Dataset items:
◆ ◆ ◆ ◆ ◆

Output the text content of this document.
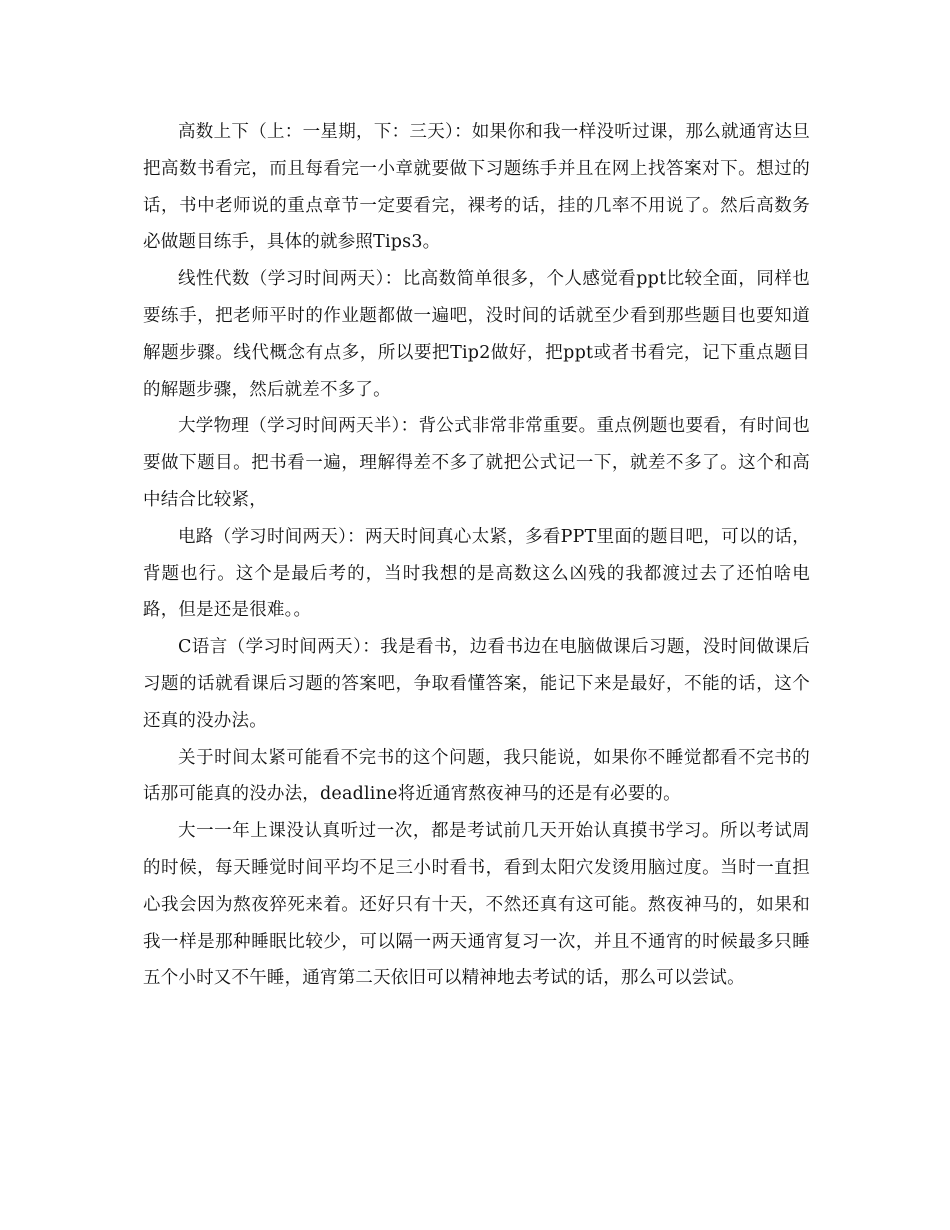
高数上下（上：一星期，下：三天）：如果你和我一样没听过课，那么就通宵达旦把高数书看完，而且每看完一小章就要做下习题练手并且在网上找答案对下。想过的话，书中老师说的重点章节一定要看完，裸考的话，挂的几率不用说了。然后高数务必做题目练手，具体的就参照Tips3。

线性代数（学习时间两天）：比高数简单很多，个人感觉看ppt比较全面，同样也要练手，把老师平时的作业题都做一遍吧，没时间的话就至少看到那些题目也要知道解题步骤。线代概念有点多，所以要把Tip2做好，把ppt或者书看完，记下重点题目的解题步骤，然后就差不多了。

大学物理（学习时间两天半）：背公式非常非常重要。重点例题也要看，有时间也要做下题目。把书看一遍，理解得差不多了就把公式记一下，就差不多了。这个和高中结合比较紧，

电路（学习时间两天）：两天时间真心太紧，多看PPT里面的题目吧，可以的话，背题也行。这个是最后考的，当时我想的是高数这么凶残的我都渡过去了还怕啥电路，但是还是很难。。

C语言（学习时间两天）：我是看书，边看书边在电脑做课后习题，没时间做课后习题的话就看课后习题的答案吧，争取看懂答案，能记下来是最好，不能的话，这个还真的没办法。

关于时间太紧可能看不完书的这个问题，我只能说，如果你不睡觉都看不完书的话那可能真的没办法，deadline将近通宵熬夜神马的还是有必要的。

大一一年上课没认真听过一次，都是考试前几天开始认真摸书学习。所以考试周的时候，每天睡觉时间平均不足三小时看书，看到太阳穴发烫用脑过度。当时一直担心我会因为熬夜猝死来着。还好只有十天，不然还真有这可能。熬夜神马的，如果和我一样是那种睡眠比较少，可以隔一两天通宵复习一次，并且不通宵的时候最多只睡五个小时又不午睡，通宵第二天依旧可以精神地去考试的话，那么可以尝试。
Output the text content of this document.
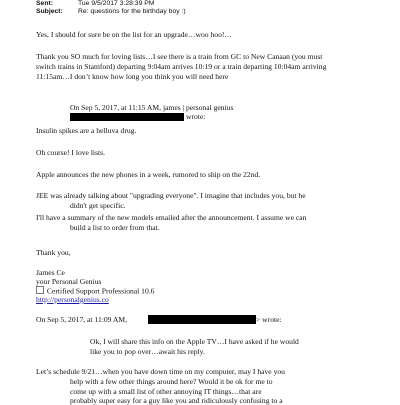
Sent:	Tue 9/5/2017 3:28:39 PM
Subject: Re: questions for the birthday boy :)
Yes, I should for sure be on the list for an upgrade…woo hoo!…
Thank you SO much for loving lists…I see there is a train from GC to New Canaan (you must
switch trains in Stamford) departing 9:04am arrives 10:19 or a train departing 10:04am arriving
11:15am…I don’t know how long you think you will need here
On Sep 5, 2017, at 11:15 AM, james | personal genius
wrote:
Insulin spikes are a helluva drug.
Oh course! I love lists.
Apple announces the new phones in a week, rumored to ship on the 22nd.
JEE was already talking about "upgrading everyone". I imagine that includes you, but he
didn't get specific.
I'll have a summary of the new models emailed after the announcement. I assume we can
build a list to order from that.
Thank you,
James Ce
your Personal Genius
Certified Support Professional 10.6
http://personalgenius.co
On Sep 5, 2017, at 11:09 AM,	> wrote:
Ok, I will share this info on the Apple TV…I have asked if he would
like you to pop over…await his reply.
Let’s schedule 9/21…when you have down time on my computer, may I have you
help with a few other things around here? Would it be ok for me to
come up with a small list of other annoying IT things…that are
probably super easy for a guy like you and ridiculously confusing to a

◆ ◆ ◆ ◆ ◆

The records above are to be reproduced exactly; the pictures are to be left out.

Output the text content of this document.
高数上下（上：一星期，下：三天）：如果你和我一样没听过课，那么就通宵达旦把高数书看完，而且每看完一小章就要做下习题练手并且在网上找答案对下。想过的话，书中老师说的重点章节一定要看完，裸考的话，挂的几率不用说了。然后高数务必做题目练手，具体的就参照Tips3。

线性代数（学习时间两天）：比高数简单很多，个人感觉看ppt比较全面，同样也要练手，把老师平时的作业题都做一遍吧，没时间的话就至少看到那些题目也要知道解题步骤。线代概念有点多，所以要把Tip2做好，把ppt或者书看完，记下重点题目的解题步骤，然后就差不多了。

大学物理（学习时间两天半）：背公式非常非常重要。重点例题也要看，有时间也要做下题目。把书看一遍，理解得差不多了就把公式记一下，就差不多了。这个和高中结合比较紧，

电路（学习时间两天）：两天时间真心太紧，多看PPT里面的题目吧，可以的话，背题也行。这个是最后考的，当时我想的是高数这么凶残的我都渡过去了还怕啥电路，但是还是很难。。

C语言（学习时间两天）：我是看书，边看书边在电脑做课后习题，没时间做课后习题的话就看课后习题的答案吧，争取看懂答案，能记下来是最好，不能的话，这个还真的没办法。

关于时间太紧可能看不完书的这个问题，我只能说，如果你不睡觉都看不完书的话那可能真的没办法，deadline将近通宵熬夜神马的还是有必要的。

大一一年上课没认真听过一次，都是考试前几天开始认真摸书学习。所以考试周的时候，每天睡觉时间平均不足三小时看书，看到太阳穴发烫用脑过度。当时一直担心我会因为熬夜猝死来着。还好只有十天，不然还真有这可能。熬夜神马的，如果和我一样是那种睡眠比较少，可以隔一两天通宵复习一次，并且不通宵的时候最多只睡五个小时又不午睡，通宵第二天依旧可以精神地去考试的话，那么可以尝试。
Output the text content of this document.
Sent:	Tue 9/5/2017 3:28:39 PM
Subject: Re: questions for the birthday boy :)
Yes, I should for sure be on the list for an upgrade…woo hoo!…
Thank you SO much for loving lists…I see there is a train from GC to New Canaan (you must
switch trains in Stamford) departing 9:04am arrives 10:19 or a train departing 10:04am arriving
11:15am…I don’t know how long you think you will need here
On Sep 5, 2017, at 11:15 AM, james | personal genius
wrote:
Insulin spikes are a helluva drug.
Oh course! I love lists.
Apple announces the new phones in a week, rumored to ship on the 22nd.
JEE was already talking about "upgrading everyone". I imagine that includes you, but he
didn't get specific.
I'll have a summary of the new models emailed after the announcement. I assume we can
build a list to order from that.
Thank you,
James Ce
your Personal Genius
Certified Support Professional 10.6
http://personalgenius.co
On Sep 5, 2017, at 11:09 AM,	> wrote:
Ok, I will share this info on the Apple TV…I have asked if he would
like you to pop over…await his reply.
Let’s schedule 9/21…when you have down time on my computer, may I have you
help with a few other things around here? Would it be ok for me to
come up with a small list of other annoying IT things…that are
probably super easy for a guy like you and ridiculously confusing to a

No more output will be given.